DESCRIPTION OF THE TASK: Read through the data and report every line in which the word "title" occurs.

---- INPUT RECORDS

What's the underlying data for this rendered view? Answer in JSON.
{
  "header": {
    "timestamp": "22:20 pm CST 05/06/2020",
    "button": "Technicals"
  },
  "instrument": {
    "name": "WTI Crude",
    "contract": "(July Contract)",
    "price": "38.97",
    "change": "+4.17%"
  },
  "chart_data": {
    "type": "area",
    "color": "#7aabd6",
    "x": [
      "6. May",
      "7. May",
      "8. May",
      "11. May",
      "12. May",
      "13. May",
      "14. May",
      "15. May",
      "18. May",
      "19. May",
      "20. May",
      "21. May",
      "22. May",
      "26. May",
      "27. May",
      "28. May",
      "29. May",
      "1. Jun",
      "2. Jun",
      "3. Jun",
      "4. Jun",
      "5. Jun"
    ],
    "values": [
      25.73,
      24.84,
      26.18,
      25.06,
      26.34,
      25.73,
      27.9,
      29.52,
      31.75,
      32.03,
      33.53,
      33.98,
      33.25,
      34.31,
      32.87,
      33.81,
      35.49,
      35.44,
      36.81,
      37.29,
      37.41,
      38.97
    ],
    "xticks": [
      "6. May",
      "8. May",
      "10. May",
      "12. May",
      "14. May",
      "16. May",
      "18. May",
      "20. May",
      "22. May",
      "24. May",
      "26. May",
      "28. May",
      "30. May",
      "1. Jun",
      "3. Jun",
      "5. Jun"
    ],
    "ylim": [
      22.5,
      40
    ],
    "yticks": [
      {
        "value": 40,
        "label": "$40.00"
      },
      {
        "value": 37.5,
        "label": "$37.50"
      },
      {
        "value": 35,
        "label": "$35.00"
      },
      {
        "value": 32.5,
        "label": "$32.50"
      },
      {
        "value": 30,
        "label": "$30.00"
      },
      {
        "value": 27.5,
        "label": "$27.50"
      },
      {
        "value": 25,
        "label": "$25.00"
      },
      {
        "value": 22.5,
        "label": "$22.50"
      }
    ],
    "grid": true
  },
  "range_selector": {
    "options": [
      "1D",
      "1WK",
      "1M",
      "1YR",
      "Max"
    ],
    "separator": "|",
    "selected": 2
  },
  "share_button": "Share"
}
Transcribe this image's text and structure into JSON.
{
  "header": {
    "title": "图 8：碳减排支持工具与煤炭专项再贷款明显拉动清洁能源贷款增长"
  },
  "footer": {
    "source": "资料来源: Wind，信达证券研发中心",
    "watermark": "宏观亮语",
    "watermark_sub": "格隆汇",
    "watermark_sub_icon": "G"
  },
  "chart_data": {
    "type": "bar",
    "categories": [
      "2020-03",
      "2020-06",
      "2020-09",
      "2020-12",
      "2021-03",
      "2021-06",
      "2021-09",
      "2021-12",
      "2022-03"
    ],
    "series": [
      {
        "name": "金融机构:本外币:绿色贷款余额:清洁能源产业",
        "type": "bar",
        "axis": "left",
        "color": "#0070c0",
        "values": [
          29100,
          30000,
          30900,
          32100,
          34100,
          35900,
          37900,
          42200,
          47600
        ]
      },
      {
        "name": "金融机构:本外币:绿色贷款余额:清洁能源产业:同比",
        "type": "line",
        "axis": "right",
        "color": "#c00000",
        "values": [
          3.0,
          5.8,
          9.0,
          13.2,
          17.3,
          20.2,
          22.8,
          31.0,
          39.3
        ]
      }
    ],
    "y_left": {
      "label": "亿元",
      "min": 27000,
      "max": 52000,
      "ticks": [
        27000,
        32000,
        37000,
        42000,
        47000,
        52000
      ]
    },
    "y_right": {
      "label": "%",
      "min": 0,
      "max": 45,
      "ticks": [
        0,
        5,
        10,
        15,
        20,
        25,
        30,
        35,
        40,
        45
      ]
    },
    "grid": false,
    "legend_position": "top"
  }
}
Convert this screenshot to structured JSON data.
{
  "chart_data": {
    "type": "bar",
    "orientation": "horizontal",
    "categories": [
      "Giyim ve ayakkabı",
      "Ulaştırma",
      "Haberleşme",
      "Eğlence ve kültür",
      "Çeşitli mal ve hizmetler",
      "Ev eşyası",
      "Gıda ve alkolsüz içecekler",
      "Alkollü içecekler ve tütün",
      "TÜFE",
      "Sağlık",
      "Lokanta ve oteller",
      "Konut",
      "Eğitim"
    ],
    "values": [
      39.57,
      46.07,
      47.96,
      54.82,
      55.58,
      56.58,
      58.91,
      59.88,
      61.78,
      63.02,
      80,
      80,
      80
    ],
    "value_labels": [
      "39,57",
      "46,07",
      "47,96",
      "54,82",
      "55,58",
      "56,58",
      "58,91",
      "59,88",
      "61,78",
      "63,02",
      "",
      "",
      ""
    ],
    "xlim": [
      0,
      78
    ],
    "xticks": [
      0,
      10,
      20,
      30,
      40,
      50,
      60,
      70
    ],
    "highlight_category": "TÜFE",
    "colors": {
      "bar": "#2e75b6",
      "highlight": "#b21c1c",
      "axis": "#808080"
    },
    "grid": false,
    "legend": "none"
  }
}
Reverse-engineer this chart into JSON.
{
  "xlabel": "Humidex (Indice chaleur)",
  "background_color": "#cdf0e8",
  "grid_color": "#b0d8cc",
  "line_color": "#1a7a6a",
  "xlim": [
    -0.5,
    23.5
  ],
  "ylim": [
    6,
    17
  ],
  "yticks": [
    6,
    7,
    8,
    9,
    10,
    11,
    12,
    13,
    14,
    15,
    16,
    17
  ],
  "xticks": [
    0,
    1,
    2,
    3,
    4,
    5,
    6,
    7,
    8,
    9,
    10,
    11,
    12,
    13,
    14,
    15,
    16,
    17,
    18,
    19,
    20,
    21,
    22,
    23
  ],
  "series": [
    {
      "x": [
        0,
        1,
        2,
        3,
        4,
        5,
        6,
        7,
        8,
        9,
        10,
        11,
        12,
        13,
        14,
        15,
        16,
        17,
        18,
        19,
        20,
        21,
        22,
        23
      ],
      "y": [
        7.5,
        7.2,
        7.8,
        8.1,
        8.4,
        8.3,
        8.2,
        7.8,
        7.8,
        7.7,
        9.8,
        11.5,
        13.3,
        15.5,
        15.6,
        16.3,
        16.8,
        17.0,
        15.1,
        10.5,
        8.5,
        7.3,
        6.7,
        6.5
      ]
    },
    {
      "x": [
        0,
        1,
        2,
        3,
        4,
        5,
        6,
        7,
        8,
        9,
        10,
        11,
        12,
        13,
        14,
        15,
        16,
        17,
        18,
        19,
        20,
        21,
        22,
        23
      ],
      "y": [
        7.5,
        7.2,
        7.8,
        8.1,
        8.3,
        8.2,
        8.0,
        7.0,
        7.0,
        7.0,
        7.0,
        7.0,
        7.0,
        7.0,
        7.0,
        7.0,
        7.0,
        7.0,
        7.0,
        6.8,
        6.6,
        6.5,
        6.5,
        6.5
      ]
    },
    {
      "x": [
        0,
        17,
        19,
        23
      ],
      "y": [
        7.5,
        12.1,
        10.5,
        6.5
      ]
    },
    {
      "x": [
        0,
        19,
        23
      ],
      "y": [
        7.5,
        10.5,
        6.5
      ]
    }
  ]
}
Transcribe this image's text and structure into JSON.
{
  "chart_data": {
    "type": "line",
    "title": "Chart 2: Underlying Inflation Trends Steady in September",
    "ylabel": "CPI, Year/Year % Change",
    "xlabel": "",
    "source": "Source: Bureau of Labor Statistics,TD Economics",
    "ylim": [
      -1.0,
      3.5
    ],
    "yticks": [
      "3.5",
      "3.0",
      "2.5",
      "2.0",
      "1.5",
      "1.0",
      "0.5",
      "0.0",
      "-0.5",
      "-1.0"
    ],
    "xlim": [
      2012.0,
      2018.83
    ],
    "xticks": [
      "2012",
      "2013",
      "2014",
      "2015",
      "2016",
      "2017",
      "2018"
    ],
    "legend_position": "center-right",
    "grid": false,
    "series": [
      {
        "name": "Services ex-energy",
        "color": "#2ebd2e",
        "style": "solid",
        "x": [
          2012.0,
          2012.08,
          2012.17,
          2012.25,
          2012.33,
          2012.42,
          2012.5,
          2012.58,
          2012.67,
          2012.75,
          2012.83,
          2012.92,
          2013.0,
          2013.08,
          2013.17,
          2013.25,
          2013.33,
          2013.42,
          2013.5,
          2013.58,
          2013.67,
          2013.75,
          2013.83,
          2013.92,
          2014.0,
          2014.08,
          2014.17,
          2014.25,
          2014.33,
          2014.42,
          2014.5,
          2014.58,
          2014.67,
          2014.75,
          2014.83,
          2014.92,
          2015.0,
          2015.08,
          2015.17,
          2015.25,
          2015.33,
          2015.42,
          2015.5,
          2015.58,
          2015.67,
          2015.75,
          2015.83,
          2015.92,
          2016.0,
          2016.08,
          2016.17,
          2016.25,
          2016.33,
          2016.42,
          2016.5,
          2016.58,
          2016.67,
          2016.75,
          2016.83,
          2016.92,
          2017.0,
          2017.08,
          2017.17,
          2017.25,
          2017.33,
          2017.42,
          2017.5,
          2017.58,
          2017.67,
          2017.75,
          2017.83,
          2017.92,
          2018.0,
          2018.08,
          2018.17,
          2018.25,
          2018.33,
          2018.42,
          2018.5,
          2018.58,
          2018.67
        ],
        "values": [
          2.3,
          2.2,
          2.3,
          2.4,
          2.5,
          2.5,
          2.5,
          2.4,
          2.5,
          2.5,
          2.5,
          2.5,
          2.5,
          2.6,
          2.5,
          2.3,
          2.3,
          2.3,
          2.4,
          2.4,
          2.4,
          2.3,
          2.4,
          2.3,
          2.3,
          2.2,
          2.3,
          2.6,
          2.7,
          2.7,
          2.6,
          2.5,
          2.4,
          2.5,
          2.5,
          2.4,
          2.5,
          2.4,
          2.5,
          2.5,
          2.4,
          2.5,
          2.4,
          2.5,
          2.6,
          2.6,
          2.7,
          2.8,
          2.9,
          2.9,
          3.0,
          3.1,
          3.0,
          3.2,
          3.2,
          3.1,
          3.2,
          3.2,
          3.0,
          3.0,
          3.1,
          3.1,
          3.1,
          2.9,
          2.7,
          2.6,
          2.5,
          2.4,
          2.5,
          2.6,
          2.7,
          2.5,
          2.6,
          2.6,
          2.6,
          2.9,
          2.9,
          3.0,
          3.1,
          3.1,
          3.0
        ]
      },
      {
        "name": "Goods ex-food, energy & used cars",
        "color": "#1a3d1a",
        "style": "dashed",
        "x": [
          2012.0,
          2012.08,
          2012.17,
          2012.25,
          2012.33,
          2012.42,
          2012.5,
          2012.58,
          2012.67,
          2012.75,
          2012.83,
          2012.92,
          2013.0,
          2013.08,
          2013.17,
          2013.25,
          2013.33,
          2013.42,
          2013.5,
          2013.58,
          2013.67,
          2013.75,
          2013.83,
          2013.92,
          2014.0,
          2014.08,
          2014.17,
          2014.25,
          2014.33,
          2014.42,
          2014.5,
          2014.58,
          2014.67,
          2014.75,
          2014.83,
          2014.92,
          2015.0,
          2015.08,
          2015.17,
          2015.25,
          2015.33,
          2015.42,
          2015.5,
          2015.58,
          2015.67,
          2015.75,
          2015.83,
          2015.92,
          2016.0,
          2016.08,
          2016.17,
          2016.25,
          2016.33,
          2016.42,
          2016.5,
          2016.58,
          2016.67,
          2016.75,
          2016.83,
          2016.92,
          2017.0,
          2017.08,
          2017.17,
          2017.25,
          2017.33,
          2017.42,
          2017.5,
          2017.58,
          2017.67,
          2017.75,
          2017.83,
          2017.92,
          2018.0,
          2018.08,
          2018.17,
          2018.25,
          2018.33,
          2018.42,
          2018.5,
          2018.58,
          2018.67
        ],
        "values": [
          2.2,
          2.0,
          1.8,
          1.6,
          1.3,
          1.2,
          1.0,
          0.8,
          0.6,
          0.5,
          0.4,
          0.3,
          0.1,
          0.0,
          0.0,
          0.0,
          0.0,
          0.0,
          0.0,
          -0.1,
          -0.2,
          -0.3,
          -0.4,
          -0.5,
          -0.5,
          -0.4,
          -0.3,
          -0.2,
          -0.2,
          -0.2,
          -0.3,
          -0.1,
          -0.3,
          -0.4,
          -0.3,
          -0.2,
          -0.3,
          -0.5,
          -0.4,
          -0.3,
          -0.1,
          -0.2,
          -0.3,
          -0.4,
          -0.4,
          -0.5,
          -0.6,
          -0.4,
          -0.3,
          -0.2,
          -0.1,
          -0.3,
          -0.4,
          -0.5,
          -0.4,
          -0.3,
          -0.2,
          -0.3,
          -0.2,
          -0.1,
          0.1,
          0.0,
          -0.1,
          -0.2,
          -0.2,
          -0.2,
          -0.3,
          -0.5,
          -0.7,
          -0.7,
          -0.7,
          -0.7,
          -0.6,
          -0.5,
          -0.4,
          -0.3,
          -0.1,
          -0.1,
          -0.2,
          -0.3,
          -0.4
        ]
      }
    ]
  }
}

--------

COMPLETED EXERCISE:
    "title": "图 8：碳减排支持工具与煤炭专项再贷款明显拉动清洁能源贷款增长"
    "title": "Chart 2: Underlying Inflation Trends Steady in September",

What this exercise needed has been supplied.